> GIVEN RECORDS
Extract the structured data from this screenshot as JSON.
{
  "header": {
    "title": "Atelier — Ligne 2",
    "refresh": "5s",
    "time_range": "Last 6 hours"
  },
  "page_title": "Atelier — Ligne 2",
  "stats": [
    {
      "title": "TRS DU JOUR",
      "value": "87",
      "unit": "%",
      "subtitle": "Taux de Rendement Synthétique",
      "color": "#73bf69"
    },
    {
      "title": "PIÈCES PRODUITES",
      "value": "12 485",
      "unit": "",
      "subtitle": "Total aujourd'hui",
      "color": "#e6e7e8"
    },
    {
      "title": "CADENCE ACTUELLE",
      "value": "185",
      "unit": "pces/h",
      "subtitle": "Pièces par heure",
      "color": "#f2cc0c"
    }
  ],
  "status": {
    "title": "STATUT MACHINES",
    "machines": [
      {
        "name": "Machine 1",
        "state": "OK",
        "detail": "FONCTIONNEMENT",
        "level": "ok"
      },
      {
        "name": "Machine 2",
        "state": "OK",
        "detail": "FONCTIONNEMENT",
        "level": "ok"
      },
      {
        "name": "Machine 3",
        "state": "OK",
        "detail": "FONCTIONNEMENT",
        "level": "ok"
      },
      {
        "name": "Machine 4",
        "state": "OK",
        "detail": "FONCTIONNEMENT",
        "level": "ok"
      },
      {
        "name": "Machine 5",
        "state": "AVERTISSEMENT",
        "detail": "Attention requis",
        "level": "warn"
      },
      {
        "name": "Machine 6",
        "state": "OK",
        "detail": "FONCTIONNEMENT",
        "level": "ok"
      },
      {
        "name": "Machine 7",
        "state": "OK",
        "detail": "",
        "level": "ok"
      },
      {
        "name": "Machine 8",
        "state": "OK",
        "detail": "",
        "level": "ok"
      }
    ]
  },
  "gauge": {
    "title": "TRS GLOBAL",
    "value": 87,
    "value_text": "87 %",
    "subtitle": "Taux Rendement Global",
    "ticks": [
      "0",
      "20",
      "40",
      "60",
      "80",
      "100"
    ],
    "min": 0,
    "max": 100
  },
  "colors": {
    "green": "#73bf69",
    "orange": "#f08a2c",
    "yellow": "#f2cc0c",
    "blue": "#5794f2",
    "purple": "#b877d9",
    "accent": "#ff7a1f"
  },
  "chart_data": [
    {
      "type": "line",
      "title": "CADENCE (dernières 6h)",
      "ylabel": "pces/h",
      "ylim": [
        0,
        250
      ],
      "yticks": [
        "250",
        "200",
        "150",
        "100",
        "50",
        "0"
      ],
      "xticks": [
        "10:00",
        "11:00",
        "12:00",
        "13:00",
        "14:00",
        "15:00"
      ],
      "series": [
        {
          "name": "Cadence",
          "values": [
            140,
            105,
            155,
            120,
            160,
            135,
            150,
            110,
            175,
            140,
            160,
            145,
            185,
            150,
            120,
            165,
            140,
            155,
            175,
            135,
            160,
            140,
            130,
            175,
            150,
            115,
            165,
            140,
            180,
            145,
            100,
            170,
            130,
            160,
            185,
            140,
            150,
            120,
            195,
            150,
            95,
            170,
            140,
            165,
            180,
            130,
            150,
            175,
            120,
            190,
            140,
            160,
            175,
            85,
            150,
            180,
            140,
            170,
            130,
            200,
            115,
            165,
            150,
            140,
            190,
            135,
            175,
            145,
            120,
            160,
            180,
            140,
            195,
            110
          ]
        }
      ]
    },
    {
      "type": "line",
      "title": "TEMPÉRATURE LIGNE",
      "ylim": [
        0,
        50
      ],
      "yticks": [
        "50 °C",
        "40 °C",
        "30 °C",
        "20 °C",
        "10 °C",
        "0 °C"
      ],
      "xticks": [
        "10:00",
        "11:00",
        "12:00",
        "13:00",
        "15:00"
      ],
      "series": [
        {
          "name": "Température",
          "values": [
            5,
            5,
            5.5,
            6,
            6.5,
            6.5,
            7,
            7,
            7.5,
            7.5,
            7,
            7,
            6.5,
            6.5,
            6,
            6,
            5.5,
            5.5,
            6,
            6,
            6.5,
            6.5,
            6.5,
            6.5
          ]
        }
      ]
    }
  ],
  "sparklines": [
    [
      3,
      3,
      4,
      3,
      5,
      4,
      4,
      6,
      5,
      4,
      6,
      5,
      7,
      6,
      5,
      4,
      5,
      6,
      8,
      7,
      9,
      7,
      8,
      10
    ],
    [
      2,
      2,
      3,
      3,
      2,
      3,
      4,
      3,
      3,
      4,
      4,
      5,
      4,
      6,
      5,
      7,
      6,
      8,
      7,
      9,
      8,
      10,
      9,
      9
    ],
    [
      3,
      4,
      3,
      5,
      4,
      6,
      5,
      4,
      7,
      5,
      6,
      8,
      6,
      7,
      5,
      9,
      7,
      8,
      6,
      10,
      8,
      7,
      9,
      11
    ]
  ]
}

> PROMPT
Word for word, write out all of the data above.

> ANSWER BELOW
Extract the structured data from this screenshot as JSON.
{
  "header": {
    "title": "Atelier — Ligne 2",
    "refresh": "5s",
    "time_range": "Last 6 hours"
  },
  "page_title": "Atelier — Ligne 2",
  "stats": [
    {
      "title": "TRS DU JOUR",
      "value": "87",
      "unit": "%",
      "subtitle": "Taux de Rendement Synthétique",
      "color": "#73bf69"
    },
    {
      "title": "PIÈCES PRODUITES",
      "value": "12 485",
      "unit": "",
      "subtitle": "Total aujourd'hui",
      "color": "#e6e7e8"
    },
    {
      "title": "CADENCE ACTUELLE",
      "value": "185",
      "unit": "pces/h",
      "subtitle": "Pièces par heure",
      "color": "#f2cc0c"
    }
  ],
  "status": {
    "title": "STATUT MACHINES",
    "machines": [
      {
        "name": "Machine 1",
        "state": "OK",
        "detail": "FONCTIONNEMENT",
        "level": "ok"
      },
      {
        "name": "Machine 2",
        "state": "OK",
        "detail": "FONCTIONNEMENT",
        "level": "ok"
      },
      {
        "name": "Machine 3",
        "state": "OK",
        "detail": "FONCTIONNEMENT",
        "level": "ok"
      },
      {
        "name": "Machine 4",
        "state": "OK",
        "detail": "FONCTIONNEMENT",
        "level": "ok"
      },
      {
        "name": "Machine 5",
        "state": "AVERTISSEMENT",
        "detail": "Attention requis",
        "level": "warn"
      },
      {
        "name": "Machine 6",
        "state": "OK",
        "detail": "FONCTIONNEMENT",
        "level": "ok"
      },
      {
        "name": "Machine 7",
        "state": "OK",
        "detail": "",
        "level": "ok"
      },
      {
        "name": "Machine 8",
        "state": "OK",
        "detail": "",
        "level": "ok"
      }
    ]
  },
  "gauge": {
    "title": "TRS GLOBAL",
    "value": 87,
    "value_text": "87 %",
    "subtitle": "Taux Rendement Global",
    "ticks": [
      "0",
      "20",
      "40",
      "60",
      "80",
      "100"
    ],
    "min": 0,
    "max": 100
  },
  "colors": {
    "green": "#73bf69",
    "orange": "#f08a2c",
    "yellow": "#f2cc0c",
    "blue": "#5794f2",
    "purple": "#b877d9",
    "accent": "#ff7a1f"
  },
  "chart_data": [
    {
      "type": "line",
      "title": "CADENCE (dernières 6h)",
      "ylabel": "pces/h",
      "ylim": [
        0,
        250
      ],
      "yticks": [
        "250",
        "200",
        "150",
        "100",
        "50",
        "0"
      ],
      "xticks": [
        "10:00",
        "11:00",
        "12:00",
        "13:00",
        "14:00",
        "15:00"
      ],
      "series": [
        {
          "name": "Cadence",
          "values": [
            140,
            105,
            155,
            120,
            160,
            135,
            150,
            110,
            175,
            140,
            160,
            145,
            185,
            150,
            120,
            165,
            140,
            155,
            175,
            135,
            160,
            140,
            130,
            175,
            150,
            115,
            165,
            140,
            180,
            145,
            100,
            170,
            130,
            160,
            185,
            140,
            150,
            120,
            195,
            150,
            95,
            170,
            140,
            165,
            180,
            130,
            150,
            175,
            120,
            190,
            140,
            160,
            175,
            85,
            150,
            180,
            140,
            170,
            130,
            200,
            115,
            165,
            150,
            140,
            190,
            135,
            175,
            145,
            120,
            160,
            180,
            140,
            195,
            110
          ]
        }
      ]
    },
    {
      "type": "line",
      "title": "TEMPÉRATURE LIGNE",
      "ylim": [
        0,
        50
      ],
      "yticks": [
        "50 °C",
        "40 °C",
        "30 °C",
        "20 °C",
        "10 °C",
        "0 °C"
      ],
      "xticks": [
        "10:00",
        "11:00",
        "12:00",
        "13:00",
        "15:00"
      ],
      "series": [
        {
          "name": "Température",
          "values": [
            5,
            5,
            5.5,
            6,
            6.5,
            6.5,
            7,
            7,
            7.5,
            7.5,
            7,
            7,
            6.5,
            6.5,
            6,
            6,
            5.5,
            5.5,
            6,
            6,
            6.5,
            6.5,
            6.5,
            6.5
          ]
        }
      ]
    }
  ],
  "sparklines": [
    [
      3,
      3,
      4,
      3,
      5,
      4,
      4,
      6,
      5,
      4,
      6,
      5,
      7,
      6,
      5,
      4,
      5,
      6,
      8,
      7,
      9,
      7,
      8,
      10
    ],
    [
      2,
      2,
      3,
      3,
      2,
      3,
      4,
      3,
      3,
      4,
      4,
      5,
      4,
      6,
      5,
      7,
      6,
      8,
      7,
      9,
      8,
      10,
      9,
      9
    ],
    [
      3,
      4,
      3,
      5,
      4,
      6,
      5,
      4,
      7,
      5,
      6,
      8,
      6,
      7,
      5,
      9,
      7,
      8,
      6,
      10,
      8,
      7,
      9,
      11
    ]
  ]
}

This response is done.